------ DATA FOR THE TASK

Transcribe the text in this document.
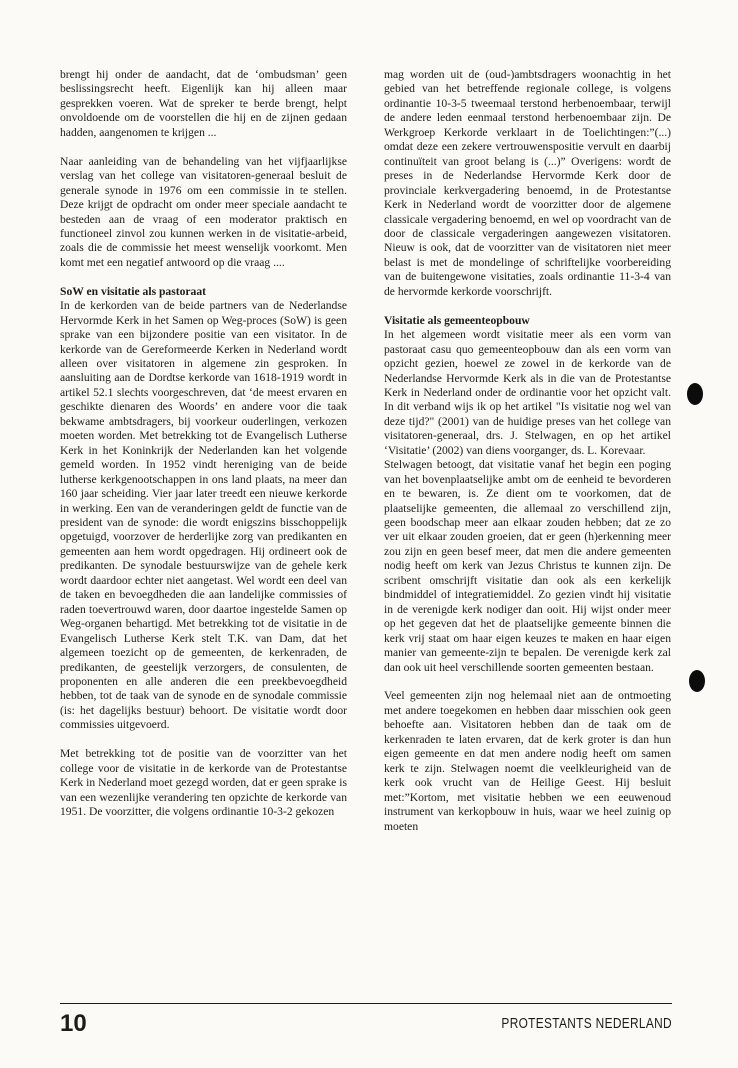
brengt hij onder de aandacht, dat de ‘ombudsman’ geen beslissingsrecht heeft. Eigenlijk kan hij alleen maar gesprekken voeren. Wat de spreker te berde brengt, helpt onvoldoende om de voorstellen die hij en de zijnen gedaan hadden, aangenomen te krijgen ...

Naar aanleiding van de behandeling van het vijfjaarlijkse verslag van het college van visitatoren-generaal besluit de generale synode in 1976 om een commissie in te stellen. Deze krijgt de opdracht om onder meer speciale aandacht te besteden aan de vraag of een moderator praktisch en functioneel zinvol zou kunnen werken in de visitatie-arbeid, zoals die de commissie het meest wenselijk voorkomt. Men komt met een negatief antwoord op die vraag ....

SoW en visitatie als pastoraat

In de kerkorden van de beide partners van de Nederlandse Hervormde Kerk in het Samen op Weg-proces (SoW) is geen sprake van een bijzondere positie van een visitator. In de kerkorde van de Gereformeerde Kerken in Nederland wordt alleen over visitatoren in algemene zin gesproken. In aansluiting aan de Dordtse kerkorde van 1618-1919 wordt in artikel 52.1 slechts voorgeschreven, dat ‘de meest ervaren en geschikte dienaren des Woords’ en andere voor die taak bekwame ambtsdragers, bij voorkeur ouderlingen, verkozen moeten worden. Met betrekking tot de Evangelisch Lutherse Kerk in het Koninkrijk der Nederlanden kan het volgende gemeld worden. In 1952 vindt hereniging van de beide lutherse kerkgenootschappen in ons land plaats, na meer dan 160 jaar scheiding. Vier jaar later treedt een nieuwe kerkorde in werking. Een van de veranderingen geldt de functie van de president van de synode: die wordt enigszins bisschoppelijk opgetuigd, voorzover de herderlijke zorg van predikanten en gemeenten aan hem wordt opgedragen. Hij ordineert ook de predikanten. De synodale bestuurswijze van de gehele kerk wordt daardoor echter niet aangetast. Wel wordt een deel van de taken en bevoegdheden die aan landelijke commissies of raden toevertrouwd waren, door daartoe ingestelde Samen op Weg-organen behartigd. Met betrekking tot de visitatie in de Evangelisch Lutherse Kerk stelt T.K. van Dam, dat het algemeen toezicht op de gemeenten, de kerkenraden, de predikanten, de geestelijk verzorgers, de consulenten, de proponenten en alle anderen die een preekbevoegdheid hebben, tot de taak van de synode en de synodale commissie (is: het dagelijks bestuur) behoort. De visitatie wordt door commissies uitgevoerd.

Met betrekking tot de positie van de voorzitter van het college voor de visitatie in de kerkorde van de Protestantse Kerk in Nederland moet gezegd worden, dat er geen sprake is van een wezenlijke verandering ten opzichte de kerkorde van 1951. De voorzitter, die volgens ordinantie 10-3-2 gekozen

mag worden uit de (oud-)ambtsdragers woonachtig in het gebied van het betreffende regionale college, is volgens ordinantie 10-3-5 tweemaal terstond herbenoembaar, terwijl de andere leden eenmaal terstond herbenoembaar zijn. De Werkgroep Kerkorde verklaart in de Toelichtingen:”(...) omdat deze een zekere vertrouwenspositie vervult en daarbij continuïteit van groot belang is (...)” Overigens: wordt de preses in de Nederlandse Hervormde Kerk door de provinciale kerkvergadering benoemd, in de Protestantse Kerk in Nederland wordt de voorzitter door de algemene classicale vergadering benoemd, en wel op voordracht van de door de classicale vergaderingen aangewezen visitatoren. Nieuw is ook, dat de voorzitter van de visitatoren niet meer belast is met de mondelinge of schriftelijke voorbereiding van de buitengewone visitaties, zoals ordinantie 11-3-4 van de hervormde kerkorde voorschrijft.

Visitatie als gemeenteopbouw

In het algemeen wordt visitatie meer als een vorm van pastoraat casu quo gemeenteopbouw dan als een vorm van opzicht gezien, hoewel ze zowel in de kerkorde van de Nederlandse Hervormde Kerk als in die van de Protestantse Kerk in Nederland onder de ordinantie voor het opzicht valt. In dit verband wijs ik op het artikel "Is visitatie nog wel van deze tijd?" (2001) van de huidige preses van het college van visitatoren-generaal, drs. J. Stelwagen, en op het artikel ‘Visitatie’ (2002) van diens voorganger, ds. L. Korevaar.

Stelwagen betoogt, dat visitatie vanaf het begin een poging van het bovenplaatselijke ambt om de eenheid te bevorderen en te bewaren, is. Ze dient om te voorkomen, dat de plaatselijke gemeenten, die allemaal zo verschillend zijn, geen boodschap meer aan elkaar zouden hebben; dat ze zo ver uit elkaar zouden groeien, dat er geen (h)erkenning meer zou zijn en geen besef meer, dat men die andere gemeenten nodig heeft om kerk van Jezus Christus te kunnen zijn. De scribent omschrijft visitatie dan ook als een kerkelijk bindmiddel of integratiemiddel. Zo gezien vindt hij visitatie in de verenigde kerk nodiger dan ooit. Hij wijst onder meer op het gegeven dat het de plaatselijke gemeente binnen die kerk vrij staat om haar eigen keuzes te maken en haar eigen manier van gemeente-zijn te bepalen. De verenigde kerk zal dan ook uit heel verschillende soorten gemeenten bestaan.

Veel gemeenten zijn nog helemaal niet aan de ontmoeting met andere toegekomen en hebben daar misschien ook geen behoefte aan. Visitatoren hebben dan de taak om de kerkenraden te laten ervaren, dat de kerk groter is dan hun eigen gemeente en dat men andere nodig heeft om samen kerk te zijn. Stelwagen noemt die veelkleurigheid van de kerk ook vrucht van de Heilige Geest. Hij besluit met:”Kortom, met visitatie hebben we een eeuwenoud instrument van kerkopbouw in huis, waar we heel zuinig op moeten

10	PROTESTANTS NEDERLAND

------------

## WHAT TO DO
Every line in the data that holds the string "voorzitter" should be copied.

## RESULT OF THE EXERCISE
Met betrekking tot de positie van de voorzitter van het college voor de visitatie in de kerkorde van de Protestantse Kerk in Nederland moet gezegd worden, dat er geen sprake is van een wezenlijke verandering ten opzichte de kerkorde van 1951. De voorzitter, die volgens ordinantie 10-3-2 gekozen
mag worden uit de (oud-)ambtsdragers woonachtig in het gebied van het betreffende regionale college, is volgens ordinantie 10-3-5 tweemaal terstond herbenoembaar, terwijl de andere leden eenmaal terstond herbenoembaar zijn. De Werkgroep Kerkorde verklaart in de Toelichtingen:”(...) omdat deze een zekere vertrouwenspositie vervult en daarbij continuïteit van groot belang is (...)” Overigens: wordt de preses in de Nederlandse Hervormde Kerk door de provinciale kerkvergadering benoemd, in de Protestantse Kerk in Nederland wordt de voorzitter door de algemene classicale vergadering benoemd, en wel op voordracht van de door de classicale vergaderingen aangewezen visitatoren. Nieuw is ook, dat de voorzitter van de visitatoren niet meer belast is met de mondelinge of schriftelijke voorbereiding van de buitengewone visitaties, zoals ordinantie 11-3-4 van de hervormde kerkorde voorschrijft.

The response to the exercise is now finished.